ACTIONS TO TAKE
1 – From the account of Sri Lanka's judicial reforms, list the kinds of procedures that the three new Acts of Parliament established.
2 – Copy out the account of Sri Lanka's judicial reforms from "We met that" to "systems were restored.".

EXCERPTED PASSAGE

--

By Nihal Jayawickrama –
In the early 1970s, while still a young lawyer practising in Sri Lanka, I was invited by the new Prime Minister to serve as Permanent Secretary to the Ministry of Justice. She asked me to be, not merely an administrator, but also an innovator. We had a judicial system introduced in the mid-19th century by the British colonial government to serve the needs of a country of two million people. It had remained unchanged, notwithstanding Independence and a ten-fold population increase. The trial rolls in original courts were long. The backlog in the appellate court was enormous. The prisons were overcrowded. Litigation was expensive. And the citizen groped, often for decades, in his search for justice, administered in a language he did not understand, by strange men garbed in scarlet and ermine robes, whose heads were covered in wigs made of white horse-hair. That was the majesty of British justice that we had preserved in its pristine purity. To adapt it to the mid-twentieth century was the challenge that had to be met. It was a challenge that was compounded by the fact that a privileged legal profession comfortably ensconced in the archaic system was quite content to leave it as it was. What was called for was systemic reform. There was not even a whisper that the stakeholders in the justice system were corrupt.
We met that challenge with three new Acts of Parliament that established a new court structure, new civil, criminal and appellate procedures, and unified a two-tier legal profession. The reforms had a dramatic impact, not only on the administration of justice, but also on the life-styles of lawyers and judges. For example, the compulsory requirement of resorting to conciliation prior to the institution of proceedings in court resulted in over 50% of civil disputes being settled without the intervention of lawyers. Unfortunately the reform package had a relatively short life span. Three years later, following a general election in which the legal profession played an active role, and a change of government, the reform legislation almost in its entirety was repealed and the hundred year-old 19th century systems were restored.

--

DATASET CONTENT
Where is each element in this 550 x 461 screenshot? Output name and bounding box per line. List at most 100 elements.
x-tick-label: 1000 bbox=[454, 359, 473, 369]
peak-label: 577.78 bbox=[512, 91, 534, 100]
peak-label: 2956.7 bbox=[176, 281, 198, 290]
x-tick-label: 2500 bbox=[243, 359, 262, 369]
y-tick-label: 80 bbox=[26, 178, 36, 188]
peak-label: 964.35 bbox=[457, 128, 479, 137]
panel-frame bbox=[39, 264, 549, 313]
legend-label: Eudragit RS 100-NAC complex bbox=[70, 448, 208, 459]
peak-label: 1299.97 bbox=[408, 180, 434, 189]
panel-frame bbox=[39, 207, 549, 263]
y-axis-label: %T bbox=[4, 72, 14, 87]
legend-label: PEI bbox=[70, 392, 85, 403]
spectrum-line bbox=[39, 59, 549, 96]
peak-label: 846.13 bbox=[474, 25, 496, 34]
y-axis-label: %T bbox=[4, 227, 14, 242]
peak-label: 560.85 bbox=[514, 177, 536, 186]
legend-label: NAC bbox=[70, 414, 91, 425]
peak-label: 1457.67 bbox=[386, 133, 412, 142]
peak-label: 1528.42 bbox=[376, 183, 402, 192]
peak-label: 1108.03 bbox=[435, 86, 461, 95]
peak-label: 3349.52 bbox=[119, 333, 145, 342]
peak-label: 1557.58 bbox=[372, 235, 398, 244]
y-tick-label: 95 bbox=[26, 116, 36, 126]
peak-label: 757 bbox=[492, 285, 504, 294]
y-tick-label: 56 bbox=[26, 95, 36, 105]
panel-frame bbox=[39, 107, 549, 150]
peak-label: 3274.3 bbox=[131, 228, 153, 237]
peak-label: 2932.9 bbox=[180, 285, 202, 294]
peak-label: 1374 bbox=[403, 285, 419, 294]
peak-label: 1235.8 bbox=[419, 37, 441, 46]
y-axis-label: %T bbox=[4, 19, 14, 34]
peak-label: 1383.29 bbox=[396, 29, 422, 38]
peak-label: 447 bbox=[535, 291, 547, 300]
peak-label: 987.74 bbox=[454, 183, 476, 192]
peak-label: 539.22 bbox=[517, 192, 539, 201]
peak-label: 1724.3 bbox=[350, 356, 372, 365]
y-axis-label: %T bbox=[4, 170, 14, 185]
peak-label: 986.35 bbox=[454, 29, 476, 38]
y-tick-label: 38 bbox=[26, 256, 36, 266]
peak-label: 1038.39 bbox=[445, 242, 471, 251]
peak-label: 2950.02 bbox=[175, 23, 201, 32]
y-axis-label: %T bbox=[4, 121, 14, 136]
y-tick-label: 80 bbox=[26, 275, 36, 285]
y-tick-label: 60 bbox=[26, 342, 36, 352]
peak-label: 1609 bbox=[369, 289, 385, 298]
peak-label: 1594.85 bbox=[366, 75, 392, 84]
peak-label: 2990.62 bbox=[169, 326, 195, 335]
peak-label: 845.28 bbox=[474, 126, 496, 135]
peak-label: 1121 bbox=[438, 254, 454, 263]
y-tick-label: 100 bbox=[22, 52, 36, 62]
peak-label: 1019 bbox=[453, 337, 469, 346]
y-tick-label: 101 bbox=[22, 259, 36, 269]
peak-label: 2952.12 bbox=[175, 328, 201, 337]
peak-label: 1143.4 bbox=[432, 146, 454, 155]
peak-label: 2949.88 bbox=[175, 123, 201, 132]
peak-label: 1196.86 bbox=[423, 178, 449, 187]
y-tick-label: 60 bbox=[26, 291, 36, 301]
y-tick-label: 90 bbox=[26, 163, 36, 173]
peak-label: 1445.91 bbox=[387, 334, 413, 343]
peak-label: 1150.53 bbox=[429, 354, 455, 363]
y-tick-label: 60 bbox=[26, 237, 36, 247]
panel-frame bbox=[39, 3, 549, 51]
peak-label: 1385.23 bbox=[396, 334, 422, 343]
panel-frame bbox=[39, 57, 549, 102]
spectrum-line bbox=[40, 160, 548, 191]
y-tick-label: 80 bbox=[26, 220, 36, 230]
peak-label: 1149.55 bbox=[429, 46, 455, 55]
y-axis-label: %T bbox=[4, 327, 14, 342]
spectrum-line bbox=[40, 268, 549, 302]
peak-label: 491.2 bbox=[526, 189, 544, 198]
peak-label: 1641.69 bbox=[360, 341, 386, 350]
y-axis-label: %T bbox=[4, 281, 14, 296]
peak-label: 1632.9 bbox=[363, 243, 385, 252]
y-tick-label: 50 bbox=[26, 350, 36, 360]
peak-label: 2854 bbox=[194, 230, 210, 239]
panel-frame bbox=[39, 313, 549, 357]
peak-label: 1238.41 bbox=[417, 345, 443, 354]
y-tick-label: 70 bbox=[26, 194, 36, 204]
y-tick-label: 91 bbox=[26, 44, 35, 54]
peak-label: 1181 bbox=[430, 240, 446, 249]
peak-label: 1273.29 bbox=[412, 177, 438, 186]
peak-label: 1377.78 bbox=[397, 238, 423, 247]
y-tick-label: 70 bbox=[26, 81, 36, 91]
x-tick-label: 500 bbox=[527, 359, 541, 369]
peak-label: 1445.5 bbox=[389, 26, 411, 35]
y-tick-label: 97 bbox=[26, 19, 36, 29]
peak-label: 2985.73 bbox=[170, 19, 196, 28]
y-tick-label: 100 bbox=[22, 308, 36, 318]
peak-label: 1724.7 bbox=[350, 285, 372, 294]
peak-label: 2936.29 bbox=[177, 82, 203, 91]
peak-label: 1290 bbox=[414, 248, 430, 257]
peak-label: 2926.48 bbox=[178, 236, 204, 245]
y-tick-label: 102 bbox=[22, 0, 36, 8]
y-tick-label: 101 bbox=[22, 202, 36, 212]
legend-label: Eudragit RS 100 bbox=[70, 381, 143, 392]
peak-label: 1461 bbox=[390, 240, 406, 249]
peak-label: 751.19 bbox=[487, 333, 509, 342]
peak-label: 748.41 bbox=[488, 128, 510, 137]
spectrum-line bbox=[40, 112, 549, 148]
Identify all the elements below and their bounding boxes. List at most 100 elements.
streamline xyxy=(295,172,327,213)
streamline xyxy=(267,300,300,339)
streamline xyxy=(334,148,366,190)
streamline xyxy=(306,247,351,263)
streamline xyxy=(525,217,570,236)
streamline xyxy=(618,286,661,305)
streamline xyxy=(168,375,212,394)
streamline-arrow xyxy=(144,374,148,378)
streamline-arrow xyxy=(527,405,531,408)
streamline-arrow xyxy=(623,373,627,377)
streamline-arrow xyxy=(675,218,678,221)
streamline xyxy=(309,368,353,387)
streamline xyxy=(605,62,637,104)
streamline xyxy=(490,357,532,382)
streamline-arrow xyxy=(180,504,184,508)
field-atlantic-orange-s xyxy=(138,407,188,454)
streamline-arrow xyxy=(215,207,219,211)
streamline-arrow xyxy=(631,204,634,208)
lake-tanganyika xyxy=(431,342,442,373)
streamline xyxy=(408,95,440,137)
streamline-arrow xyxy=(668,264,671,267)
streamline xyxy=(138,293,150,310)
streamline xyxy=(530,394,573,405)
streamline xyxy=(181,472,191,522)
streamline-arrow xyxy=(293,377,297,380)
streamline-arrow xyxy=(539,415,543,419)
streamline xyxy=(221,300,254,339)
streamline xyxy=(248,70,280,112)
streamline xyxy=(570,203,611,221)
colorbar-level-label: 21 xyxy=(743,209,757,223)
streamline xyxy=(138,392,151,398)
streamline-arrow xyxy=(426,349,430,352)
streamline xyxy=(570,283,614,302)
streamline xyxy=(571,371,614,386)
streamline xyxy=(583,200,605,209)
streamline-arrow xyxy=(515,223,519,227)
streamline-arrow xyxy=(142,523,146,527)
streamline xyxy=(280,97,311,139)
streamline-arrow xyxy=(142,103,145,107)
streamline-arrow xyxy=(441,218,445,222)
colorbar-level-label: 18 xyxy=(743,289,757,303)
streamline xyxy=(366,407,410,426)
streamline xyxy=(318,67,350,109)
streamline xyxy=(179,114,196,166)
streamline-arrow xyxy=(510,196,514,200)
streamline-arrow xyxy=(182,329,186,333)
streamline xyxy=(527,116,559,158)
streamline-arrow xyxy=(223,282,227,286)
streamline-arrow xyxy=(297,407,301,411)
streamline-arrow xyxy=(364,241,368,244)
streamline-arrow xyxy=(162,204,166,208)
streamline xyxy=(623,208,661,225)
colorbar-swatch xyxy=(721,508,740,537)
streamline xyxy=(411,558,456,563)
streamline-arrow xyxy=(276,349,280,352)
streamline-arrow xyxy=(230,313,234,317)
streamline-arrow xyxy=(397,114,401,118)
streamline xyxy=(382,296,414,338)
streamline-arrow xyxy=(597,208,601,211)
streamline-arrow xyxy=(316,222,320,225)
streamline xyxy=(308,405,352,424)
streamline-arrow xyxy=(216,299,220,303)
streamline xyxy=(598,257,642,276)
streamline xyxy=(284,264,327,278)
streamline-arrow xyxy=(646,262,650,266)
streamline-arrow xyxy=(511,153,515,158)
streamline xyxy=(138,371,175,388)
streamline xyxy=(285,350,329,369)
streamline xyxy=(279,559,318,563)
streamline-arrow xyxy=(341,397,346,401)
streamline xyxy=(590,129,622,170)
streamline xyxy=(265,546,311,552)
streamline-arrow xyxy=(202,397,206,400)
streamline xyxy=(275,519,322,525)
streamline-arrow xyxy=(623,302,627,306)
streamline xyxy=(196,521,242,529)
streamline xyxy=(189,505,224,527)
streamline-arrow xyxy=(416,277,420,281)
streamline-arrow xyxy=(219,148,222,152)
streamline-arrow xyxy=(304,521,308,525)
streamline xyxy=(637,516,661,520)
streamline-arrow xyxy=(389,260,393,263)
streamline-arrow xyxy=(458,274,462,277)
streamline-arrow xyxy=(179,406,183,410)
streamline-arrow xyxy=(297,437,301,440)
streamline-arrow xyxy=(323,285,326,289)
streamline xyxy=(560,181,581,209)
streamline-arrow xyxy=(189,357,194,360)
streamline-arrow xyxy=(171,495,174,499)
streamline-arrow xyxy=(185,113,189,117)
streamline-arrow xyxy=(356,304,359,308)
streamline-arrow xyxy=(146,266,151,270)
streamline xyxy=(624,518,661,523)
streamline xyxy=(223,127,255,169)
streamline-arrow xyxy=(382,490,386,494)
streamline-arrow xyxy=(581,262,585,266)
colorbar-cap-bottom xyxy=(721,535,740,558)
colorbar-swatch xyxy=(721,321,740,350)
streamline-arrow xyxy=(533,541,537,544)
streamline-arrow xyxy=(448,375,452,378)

--

TASK-BY-TASK ANSWERS
1 –
- Civil
- Criminal
- Appellate

2 –
We met that challenge with three new Acts of Parliament that established a new court structure, new civil, criminal and appellate procedures, and unified a two-tier legal profession. The reforms had a dramatic impact, not only on the administration of justice, but also on the life-styles of lawyers and judges. For example, the compulsory requirement of resorting to conciliation prior to the institution of proceedings in court resulted in over 50% of civil disputes being settled without the intervention of lawyers. Unfortunately the reform package had a relatively short life span. Three years later, following a general election in which the legal profession played an active role, and a change of government, the reform legislation almost in its entirety was repealed and the hundred year-old 19th century systems were restored.